start DATA PROVIDED

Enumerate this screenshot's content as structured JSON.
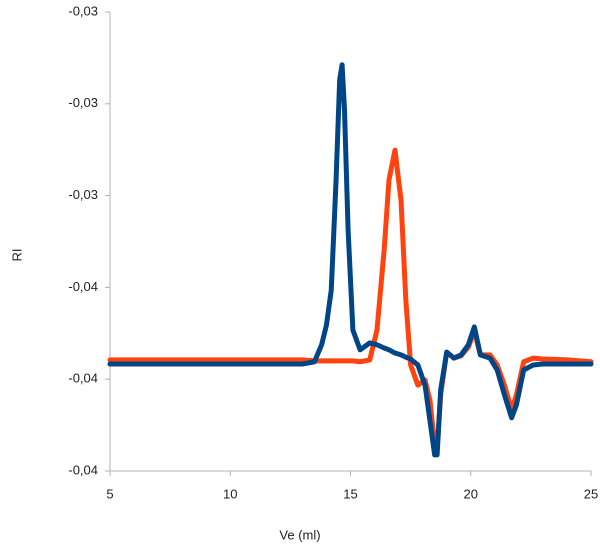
{
  "chart_data": {
    "type": "line",
    "xlabel": "Ve (ml)",
    "ylabel": "RI",
    "x": [
      5,
      6,
      7,
      8,
      9,
      10,
      11,
      12,
      13,
      13.5,
      13.8,
      14,
      14.2,
      14.4,
      14.55,
      14.65,
      14.75,
      14.9,
      15.1,
      15.4,
      15.8,
      16.1,
      16.4,
      16.6,
      16.85,
      17.1,
      17.3,
      17.5,
      17.8,
      18.1,
      18.3,
      18.5,
      18.6,
      18.75,
      19,
      19.3,
      19.6,
      19.9,
      20.15,
      20.4,
      20.8,
      21.1,
      21.4,
      21.7,
      21.9,
      22.2,
      22.6,
      23,
      24,
      25
    ],
    "series": [
      {
        "color": "#ff420e",
        "values": [
          -0.03758,
          -0.03758,
          -0.03758,
          -0.03758,
          -0.03758,
          -0.03758,
          -0.03758,
          -0.03758,
          -0.03758,
          -0.0376,
          -0.0376,
          -0.0376,
          -0.0376,
          -0.0376,
          -0.0376,
          -0.0376,
          -0.0376,
          -0.0376,
          -0.0376,
          -0.03762,
          -0.03758,
          -0.03693,
          -0.03518,
          -0.03366,
          -0.03301,
          -0.0341,
          -0.03627,
          -0.03769,
          -0.03813,
          -0.03802,
          -0.03845,
          -0.03943,
          -0.03954,
          -0.03834,
          -0.03741,
          -0.03754,
          -0.03749,
          -0.0373,
          -0.03695,
          -0.03747,
          -0.03747,
          -0.03769,
          -0.03813,
          -0.03867,
          -0.03834,
          -0.03762,
          -0.03754,
          -0.03756,
          -0.03758,
          -0.03762
        ]
      },
      {
        "color": "#004586",
        "values": [
          -0.03767,
          -0.03767,
          -0.03767,
          -0.03767,
          -0.03767,
          -0.03767,
          -0.03767,
          -0.03767,
          -0.03767,
          -0.03762,
          -0.03725,
          -0.03682,
          -0.03606,
          -0.03366,
          -0.03148,
          -0.03115,
          -0.03213,
          -0.03475,
          -0.03693,
          -0.03736,
          -0.03721,
          -0.03725,
          -0.03732,
          -0.03736,
          -0.03743,
          -0.03747,
          -0.03752,
          -0.03756,
          -0.03769,
          -0.03813,
          -0.03889,
          -0.03965,
          -0.03965,
          -0.03823,
          -0.03741,
          -0.03754,
          -0.03747,
          -0.03725,
          -0.03686,
          -0.03747,
          -0.03754,
          -0.0378,
          -0.03834,
          -0.03884,
          -0.03856,
          -0.0378,
          -0.03769,
          -0.03767,
          -0.03767,
          -0.03767
        ]
      }
    ],
    "xlim": [
      5,
      25
    ],
    "xticks": [
      5,
      10,
      15,
      20,
      25
    ],
    "ylim": [
      -0.04,
      -0.03
    ],
    "yticks": [
      {
        "value": -0.04,
        "label": "-0,04"
      },
      {
        "value": -0.038,
        "label": "-0,04"
      },
      {
        "value": -0.036,
        "label": "-0,04"
      },
      {
        "value": -0.034,
        "label": "-0,03"
      },
      {
        "value": -0.032,
        "label": "-0,03"
      },
      {
        "value": -0.03,
        "label": "-0,03"
      }
    ],
    "grid": false
  }
}
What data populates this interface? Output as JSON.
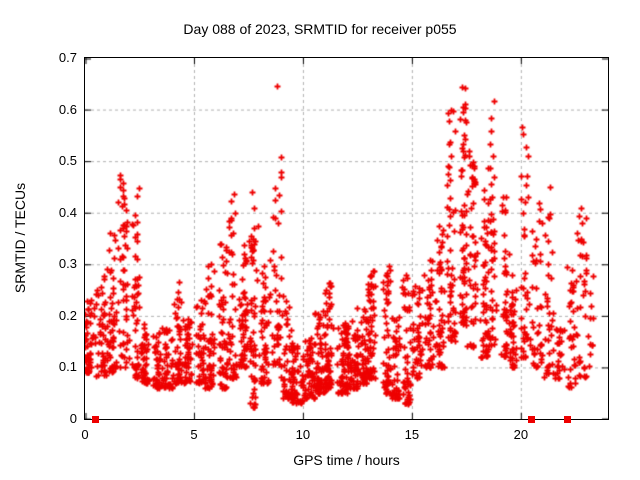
{
  "chart_data": {
    "type": "scatter",
    "title": "Day 088 of 2023, SRMTID for receiver p055",
    "xlabel": "GPS time / hours",
    "ylabel": "SRMTID / TECUs",
    "xlim": [
      0,
      24
    ],
    "ylim": [
      0,
      0.7
    ],
    "xticks": [
      0,
      5,
      10,
      15,
      20
    ],
    "xtick_labels": [
      "0",
      "5",
      "10",
      "15",
      "20"
    ],
    "yticks": [
      0,
      0.1,
      0.2,
      0.3,
      0.4,
      0.5,
      0.6,
      0.7
    ],
    "ytick_labels": [
      "0",
      "0.1",
      "0.2",
      "0.3",
      "0.4",
      "0.5",
      "0.6",
      "0.7"
    ],
    "grid": true,
    "legend_position": "none",
    "marker": {
      "shape": "plus",
      "color": "#ee0000",
      "size": 7
    },
    "grid_color": "#b0b0b0",
    "axis_color": "#000000",
    "series_name": "SRMTID",
    "density_bins_comment": "Each bin: [hour_start, hour_end, n_points, y_min, y_max, concentration_exponent] estimated from the plotted point cloud",
    "density_bins": [
      [
        0.0,
        0.5,
        55,
        0.09,
        0.24,
        1.6
      ],
      [
        0.5,
        1.0,
        45,
        0.08,
        0.3,
        2.0
      ],
      [
        1.0,
        1.5,
        50,
        0.09,
        0.37,
        1.8
      ],
      [
        1.5,
        2.0,
        55,
        0.1,
        0.48,
        1.4
      ],
      [
        2.0,
        2.5,
        50,
        0.08,
        0.46,
        1.8
      ],
      [
        2.5,
        3.0,
        45,
        0.07,
        0.2,
        1.8
      ],
      [
        3.0,
        3.5,
        45,
        0.06,
        0.17,
        1.6
      ],
      [
        3.5,
        4.0,
        45,
        0.06,
        0.18,
        1.6
      ],
      [
        4.0,
        4.5,
        48,
        0.07,
        0.28,
        2.0
      ],
      [
        4.5,
        5.0,
        45,
        0.07,
        0.2,
        1.7
      ],
      [
        5.0,
        5.5,
        45,
        0.07,
        0.24,
        1.9
      ],
      [
        5.5,
        6.0,
        48,
        0.06,
        0.3,
        2.0
      ],
      [
        6.0,
        6.5,
        48,
        0.06,
        0.34,
        2.0
      ],
      [
        6.5,
        7.0,
        48,
        0.08,
        0.44,
        1.9
      ],
      [
        7.0,
        7.5,
        55,
        0.1,
        0.35,
        1.6
      ],
      [
        7.5,
        8.0,
        55,
        0.02,
        0.38,
        1.5
      ],
      [
        8.0,
        8.5,
        50,
        0.07,
        0.3,
        1.7
      ],
      [
        8.5,
        9.0,
        45,
        0.1,
        0.51,
        1.4
      ],
      [
        9.0,
        9.5,
        50,
        0.04,
        0.27,
        1.9
      ],
      [
        9.5,
        10.0,
        55,
        0.03,
        0.15,
        1.5
      ],
      [
        10.0,
        10.5,
        55,
        0.04,
        0.16,
        1.5
      ],
      [
        10.5,
        11.0,
        60,
        0.05,
        0.21,
        1.7
      ],
      [
        11.0,
        11.5,
        60,
        0.06,
        0.27,
        1.9
      ],
      [
        11.5,
        12.0,
        60,
        0.05,
        0.19,
        1.6
      ],
      [
        12.0,
        12.5,
        55,
        0.06,
        0.19,
        1.6
      ],
      [
        12.5,
        13.0,
        55,
        0.07,
        0.22,
        1.7
      ],
      [
        13.0,
        13.5,
        55,
        0.08,
        0.29,
        1.8
      ],
      [
        13.5,
        14.0,
        50,
        0.05,
        0.3,
        1.9
      ],
      [
        14.0,
        14.5,
        45,
        0.04,
        0.2,
        1.6
      ],
      [
        14.5,
        15.0,
        45,
        0.03,
        0.3,
        1.9
      ],
      [
        15.0,
        15.5,
        45,
        0.08,
        0.26,
        1.7
      ],
      [
        15.5,
        16.0,
        45,
        0.1,
        0.31,
        1.7
      ],
      [
        16.0,
        16.5,
        50,
        0.1,
        0.38,
        1.7
      ],
      [
        16.5,
        17.0,
        55,
        0.15,
        0.6,
        1.5
      ],
      [
        17.0,
        17.5,
        60,
        0.18,
        0.65,
        1.5
      ],
      [
        17.5,
        18.0,
        50,
        0.14,
        0.52,
        1.6
      ],
      [
        18.0,
        18.5,
        48,
        0.12,
        0.46,
        1.6
      ],
      [
        18.5,
        19.0,
        48,
        0.14,
        0.62,
        1.5
      ],
      [
        19.0,
        19.5,
        42,
        0.12,
        0.5,
        1.7
      ],
      [
        19.5,
        20.0,
        38,
        0.1,
        0.3,
        1.6
      ],
      [
        20.0,
        20.5,
        42,
        0.12,
        0.6,
        1.8
      ],
      [
        20.5,
        21.0,
        40,
        0.1,
        0.46,
        1.7
      ],
      [
        21.0,
        21.5,
        35,
        0.08,
        0.45,
        1.9
      ],
      [
        21.5,
        22.0,
        25,
        0.08,
        0.2,
        1.5
      ],
      [
        22.0,
        22.5,
        32,
        0.06,
        0.3,
        1.7
      ],
      [
        22.5,
        23.0,
        36,
        0.08,
        0.42,
        1.6
      ],
      [
        23.0,
        23.3,
        12,
        0.1,
        0.35,
        1.7
      ]
    ],
    "outlier_points": [
      [
        8.82,
        0.645
      ],
      [
        7.68,
        0.44
      ],
      [
        7.75,
        0.41
      ]
    ],
    "baseline_square_markers_x": [
      0.46,
      20.45,
      22.1
    ]
  }
}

end DATA PROVIDED

EXERCISE BRIEF
Look over the records above and copy each line that includes the string "JSON".

EXERCISE RESULT
Enumerate this screenshot's content as structured JSON.
What data populates this interface? Output as JSON.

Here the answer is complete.